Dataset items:
------------------------------------------------------------------------

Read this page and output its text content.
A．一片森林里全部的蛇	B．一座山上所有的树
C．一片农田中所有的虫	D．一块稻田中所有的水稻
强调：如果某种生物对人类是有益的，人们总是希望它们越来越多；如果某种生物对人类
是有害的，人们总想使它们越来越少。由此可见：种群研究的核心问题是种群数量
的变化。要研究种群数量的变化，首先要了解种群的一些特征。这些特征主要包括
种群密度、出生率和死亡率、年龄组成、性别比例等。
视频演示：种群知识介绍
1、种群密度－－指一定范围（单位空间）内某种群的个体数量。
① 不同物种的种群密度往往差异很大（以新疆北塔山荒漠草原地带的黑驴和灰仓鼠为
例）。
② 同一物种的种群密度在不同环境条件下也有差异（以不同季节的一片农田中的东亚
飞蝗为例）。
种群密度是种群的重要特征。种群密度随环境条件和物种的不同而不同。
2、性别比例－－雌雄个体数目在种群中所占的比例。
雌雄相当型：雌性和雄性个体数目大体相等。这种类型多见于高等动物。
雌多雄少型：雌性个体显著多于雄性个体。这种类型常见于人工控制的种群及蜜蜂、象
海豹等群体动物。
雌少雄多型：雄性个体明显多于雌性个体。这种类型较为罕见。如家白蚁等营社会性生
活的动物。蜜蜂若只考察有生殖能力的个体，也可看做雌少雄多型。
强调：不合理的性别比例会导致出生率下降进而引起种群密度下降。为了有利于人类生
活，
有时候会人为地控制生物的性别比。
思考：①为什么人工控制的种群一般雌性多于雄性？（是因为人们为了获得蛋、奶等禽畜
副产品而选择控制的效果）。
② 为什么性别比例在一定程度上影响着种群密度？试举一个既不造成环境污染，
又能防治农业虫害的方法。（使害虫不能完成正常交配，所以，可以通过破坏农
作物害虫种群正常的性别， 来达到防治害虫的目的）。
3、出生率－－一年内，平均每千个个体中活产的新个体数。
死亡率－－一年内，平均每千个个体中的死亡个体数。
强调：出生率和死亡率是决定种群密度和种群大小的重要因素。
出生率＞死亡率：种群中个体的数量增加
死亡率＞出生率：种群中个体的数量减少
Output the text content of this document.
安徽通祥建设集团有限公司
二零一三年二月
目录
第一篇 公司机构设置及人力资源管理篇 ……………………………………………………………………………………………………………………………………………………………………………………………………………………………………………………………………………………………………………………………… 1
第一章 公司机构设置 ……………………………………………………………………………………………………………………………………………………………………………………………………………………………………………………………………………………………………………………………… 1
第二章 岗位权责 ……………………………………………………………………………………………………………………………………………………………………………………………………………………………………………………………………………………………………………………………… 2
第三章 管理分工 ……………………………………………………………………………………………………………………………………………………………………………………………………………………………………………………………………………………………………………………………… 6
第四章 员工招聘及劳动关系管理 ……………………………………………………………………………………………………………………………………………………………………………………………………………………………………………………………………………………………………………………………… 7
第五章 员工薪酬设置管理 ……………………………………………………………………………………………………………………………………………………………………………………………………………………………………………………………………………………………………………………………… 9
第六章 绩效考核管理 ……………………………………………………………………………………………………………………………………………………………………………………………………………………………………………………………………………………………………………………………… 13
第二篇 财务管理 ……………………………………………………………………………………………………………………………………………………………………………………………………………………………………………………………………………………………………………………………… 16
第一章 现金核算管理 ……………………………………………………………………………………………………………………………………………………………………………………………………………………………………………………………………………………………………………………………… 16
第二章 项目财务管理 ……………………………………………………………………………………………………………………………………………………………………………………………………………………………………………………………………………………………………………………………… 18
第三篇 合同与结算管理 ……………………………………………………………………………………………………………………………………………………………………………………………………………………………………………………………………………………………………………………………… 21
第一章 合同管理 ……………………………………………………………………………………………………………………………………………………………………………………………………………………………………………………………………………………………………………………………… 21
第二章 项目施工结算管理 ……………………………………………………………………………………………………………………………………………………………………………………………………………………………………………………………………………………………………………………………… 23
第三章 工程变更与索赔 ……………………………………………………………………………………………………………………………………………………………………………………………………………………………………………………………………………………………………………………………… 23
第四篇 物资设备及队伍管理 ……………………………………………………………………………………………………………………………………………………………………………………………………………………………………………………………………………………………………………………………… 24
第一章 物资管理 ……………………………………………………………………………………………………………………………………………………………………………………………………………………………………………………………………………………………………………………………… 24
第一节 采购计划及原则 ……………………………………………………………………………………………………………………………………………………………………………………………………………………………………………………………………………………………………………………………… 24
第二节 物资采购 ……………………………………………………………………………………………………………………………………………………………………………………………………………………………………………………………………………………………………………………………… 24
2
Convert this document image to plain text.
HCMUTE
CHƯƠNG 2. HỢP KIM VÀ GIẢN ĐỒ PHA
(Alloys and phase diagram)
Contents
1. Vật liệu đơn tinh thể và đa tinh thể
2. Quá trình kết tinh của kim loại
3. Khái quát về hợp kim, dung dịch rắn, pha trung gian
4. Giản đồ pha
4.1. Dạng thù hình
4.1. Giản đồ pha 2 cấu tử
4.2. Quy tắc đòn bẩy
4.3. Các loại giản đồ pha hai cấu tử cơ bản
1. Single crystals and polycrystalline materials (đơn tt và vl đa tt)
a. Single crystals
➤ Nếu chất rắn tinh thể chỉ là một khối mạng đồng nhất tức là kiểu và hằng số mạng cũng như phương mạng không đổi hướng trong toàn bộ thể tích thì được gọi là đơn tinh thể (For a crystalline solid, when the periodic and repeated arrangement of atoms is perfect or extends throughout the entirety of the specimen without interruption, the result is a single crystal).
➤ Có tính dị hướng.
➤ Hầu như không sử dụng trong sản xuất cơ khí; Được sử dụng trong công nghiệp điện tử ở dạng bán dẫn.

------------------------------------------------------------------------

### EXERCISE
Return, from the data, each line that has the word "hướng" in it.

### SOLUTION TO THIS EXERCISE
➤ Nếu chất rắn tinh thể chỉ là một khối mạng đồng nhất tức là kiểu và hằng số mạng cũng như phương mạng không đổi hướng trong toàn bộ thể tích thì được gọi là đơn tinh thể (For a crystalline solid, when the periodic and repeated arrangement of atoms is perfect or extends throughout the entirety of the specimen without interruption, the result is a single crystal).
➤ Có tính dị hướng.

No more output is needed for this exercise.